→ **Challenge**
Find each of the lines below that contains the word "langfristig" and copy those lines. Matching is case-sensitive.

→ **Data for this exercise**
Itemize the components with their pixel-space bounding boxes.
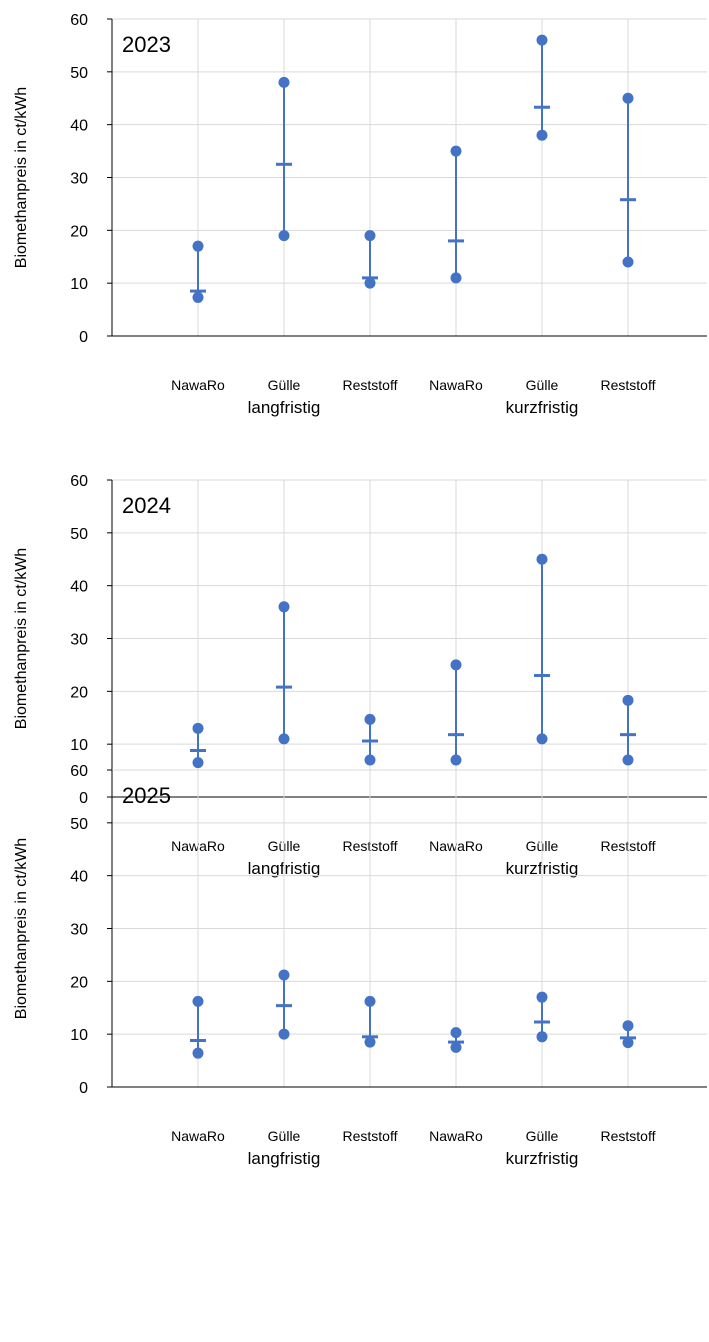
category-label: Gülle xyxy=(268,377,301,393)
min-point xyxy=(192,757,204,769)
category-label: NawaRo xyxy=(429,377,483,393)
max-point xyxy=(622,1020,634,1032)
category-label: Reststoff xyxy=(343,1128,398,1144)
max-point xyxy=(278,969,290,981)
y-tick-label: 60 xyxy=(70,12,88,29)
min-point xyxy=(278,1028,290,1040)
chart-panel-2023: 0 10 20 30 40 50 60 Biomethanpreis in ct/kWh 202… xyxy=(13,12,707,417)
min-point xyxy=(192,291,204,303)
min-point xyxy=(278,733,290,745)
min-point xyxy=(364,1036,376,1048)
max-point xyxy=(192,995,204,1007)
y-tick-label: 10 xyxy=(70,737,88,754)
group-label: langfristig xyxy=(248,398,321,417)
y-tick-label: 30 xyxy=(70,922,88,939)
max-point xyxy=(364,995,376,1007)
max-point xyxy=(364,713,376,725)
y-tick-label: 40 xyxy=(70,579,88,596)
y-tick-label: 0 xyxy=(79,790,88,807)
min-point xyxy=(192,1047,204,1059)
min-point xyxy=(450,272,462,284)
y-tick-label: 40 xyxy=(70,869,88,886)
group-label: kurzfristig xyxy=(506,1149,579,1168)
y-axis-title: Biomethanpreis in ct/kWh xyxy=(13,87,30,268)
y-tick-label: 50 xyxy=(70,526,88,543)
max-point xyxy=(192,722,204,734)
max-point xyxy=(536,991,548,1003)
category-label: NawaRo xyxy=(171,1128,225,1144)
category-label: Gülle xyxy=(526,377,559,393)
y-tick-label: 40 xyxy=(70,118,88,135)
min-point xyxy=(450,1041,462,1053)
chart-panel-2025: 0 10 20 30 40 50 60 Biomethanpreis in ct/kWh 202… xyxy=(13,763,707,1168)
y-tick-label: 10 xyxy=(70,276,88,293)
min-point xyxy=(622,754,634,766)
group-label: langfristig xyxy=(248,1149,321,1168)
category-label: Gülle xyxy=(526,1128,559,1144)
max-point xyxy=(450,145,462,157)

→ **Worked solution**
group-label: langfristig xyxy=(248,398,321,417)
group-label: langfristig xyxy=(248,1149,321,1168)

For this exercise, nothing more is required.